Task requirements
Each line of the material must be returned exactly.

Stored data
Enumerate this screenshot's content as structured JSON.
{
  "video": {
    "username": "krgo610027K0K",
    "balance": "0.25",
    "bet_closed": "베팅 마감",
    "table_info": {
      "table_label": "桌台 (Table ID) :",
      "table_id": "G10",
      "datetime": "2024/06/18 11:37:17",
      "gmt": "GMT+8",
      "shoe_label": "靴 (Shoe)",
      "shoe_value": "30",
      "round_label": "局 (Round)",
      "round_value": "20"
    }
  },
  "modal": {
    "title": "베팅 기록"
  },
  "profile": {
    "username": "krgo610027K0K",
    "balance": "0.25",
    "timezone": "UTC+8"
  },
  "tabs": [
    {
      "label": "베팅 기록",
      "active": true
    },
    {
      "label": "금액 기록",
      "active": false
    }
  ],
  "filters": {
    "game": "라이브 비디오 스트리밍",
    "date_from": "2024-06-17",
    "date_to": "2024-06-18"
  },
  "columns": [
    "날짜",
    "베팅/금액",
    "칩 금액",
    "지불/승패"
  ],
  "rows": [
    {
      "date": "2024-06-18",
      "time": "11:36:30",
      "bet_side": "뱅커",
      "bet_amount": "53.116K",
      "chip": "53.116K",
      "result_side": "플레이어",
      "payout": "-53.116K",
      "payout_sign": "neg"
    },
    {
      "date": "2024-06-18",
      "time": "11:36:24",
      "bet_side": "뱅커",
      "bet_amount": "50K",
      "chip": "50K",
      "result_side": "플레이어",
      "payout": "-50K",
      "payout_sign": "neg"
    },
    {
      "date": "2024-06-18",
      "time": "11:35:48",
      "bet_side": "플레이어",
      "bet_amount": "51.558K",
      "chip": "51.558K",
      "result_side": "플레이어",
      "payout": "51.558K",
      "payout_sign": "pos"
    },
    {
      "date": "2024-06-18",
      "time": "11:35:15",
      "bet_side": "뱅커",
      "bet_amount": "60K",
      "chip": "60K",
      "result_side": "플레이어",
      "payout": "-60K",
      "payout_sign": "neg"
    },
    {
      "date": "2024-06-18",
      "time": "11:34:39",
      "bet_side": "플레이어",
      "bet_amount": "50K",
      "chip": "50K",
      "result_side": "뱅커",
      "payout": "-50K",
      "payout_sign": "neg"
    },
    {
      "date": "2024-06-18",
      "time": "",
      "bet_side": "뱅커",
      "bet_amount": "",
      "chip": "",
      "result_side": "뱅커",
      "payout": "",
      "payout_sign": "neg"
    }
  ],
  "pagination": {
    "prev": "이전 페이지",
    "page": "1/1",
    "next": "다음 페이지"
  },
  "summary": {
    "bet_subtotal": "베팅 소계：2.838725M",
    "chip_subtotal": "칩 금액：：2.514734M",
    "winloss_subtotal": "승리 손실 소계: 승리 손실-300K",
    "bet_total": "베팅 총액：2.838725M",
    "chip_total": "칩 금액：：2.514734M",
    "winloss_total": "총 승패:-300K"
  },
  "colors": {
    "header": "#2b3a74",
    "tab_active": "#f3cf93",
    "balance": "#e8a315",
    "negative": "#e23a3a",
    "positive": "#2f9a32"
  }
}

Written solution
Enumerate this screenshot's content as structured JSON.
{
  "video": {
    "username": "krgo610027K0K",
    "balance": "0.25",
    "bet_closed": "베팅 마감",
    "table_info": {
      "table_label": "桌台 (Table ID) :",
      "table_id": "G10",
      "datetime": "2024/06/18 11:37:17",
      "gmt": "GMT+8",
      "shoe_label": "靴 (Shoe)",
      "shoe_value": "30",
      "round_label": "局 (Round)",
      "round_value": "20"
    }
  },
  "modal": {
    "title": "베팅 기록"
  },
  "profile": {
    "username": "krgo610027K0K",
    "balance": "0.25",
    "timezone": "UTC+8"
  },
  "tabs": [
    {
      "label": "베팅 기록",
      "active": true
    },
    {
      "label": "금액 기록",
      "active": false
    }
  ],
  "filters": {
    "game": "라이브 비디오 스트리밍",
    "date_from": "2024-06-17",
    "date_to": "2024-06-18"
  },
  "columns": [
    "날짜",
    "베팅/금액",
    "칩 금액",
    "지불/승패"
  ],
  "rows": [
    {
      "date": "2024-06-18",
      "time": "11:36:30",
      "bet_side": "뱅커",
      "bet_amount": "53.116K",
      "chip": "53.116K",
      "result_side": "플레이어",
      "payout": "-53.116K",
      "payout_sign": "neg"
    },
    {
      "date": "2024-06-18",
      "time": "11:36:24",
      "bet_side": "뱅커",
      "bet_amount": "50K",
      "chip": "50K",
      "result_side": "플레이어",
      "payout": "-50K",
      "payout_sign": "neg"
    },
    {
      "date": "2024-06-18",
      "time": "11:35:48",
      "bet_side": "플레이어",
      "bet_amount": "51.558K",
      "chip": "51.558K",
      "result_side": "플레이어",
      "payout": "51.558K",
      "payout_sign": "pos"
    },
    {
      "date": "2024-06-18",
      "time": "11:35:15",
      "bet_side": "뱅커",
      "bet_amount": "60K",
      "chip": "60K",
      "result_side": "플레이어",
      "payout": "-60K",
      "payout_sign": "neg"
    },
    {
      "date": "2024-06-18",
      "time": "11:34:39",
      "bet_side": "플레이어",
      "bet_amount": "50K",
      "chip": "50K",
      "result_side": "뱅커",
      "payout": "-50K",
      "payout_sign": "neg"
    },
    {
      "date": "2024-06-18",
      "time": "",
      "bet_side": "뱅커",
      "bet_amount": "",
      "chip": "",
      "result_side": "뱅커",
      "payout": "",
      "payout_sign": "neg"
    }
  ],
  "pagination": {
    "prev": "이전 페이지",
    "page": "1/1",
    "next": "다음 페이지"
  },
  "summary": {
    "bet_subtotal": "베팅 소계：2.838725M",
    "chip_subtotal": "칩 금액：：2.514734M",
    "winloss_subtotal": "승리 손실 소계: 승리 손실-300K",
    "bet_total": "베팅 총액：2.838725M",
    "chip_total": "칩 금액：：2.514734M",
    "winloss_total": "총 승패:-300K"
  },
  "colors": {
    "header": "#2b3a74",
    "tab_active": "#f3cf93",
    "balance": "#e8a315",
    "negative": "#e23a3a",
    "positive": "#2f9a32"
  }
}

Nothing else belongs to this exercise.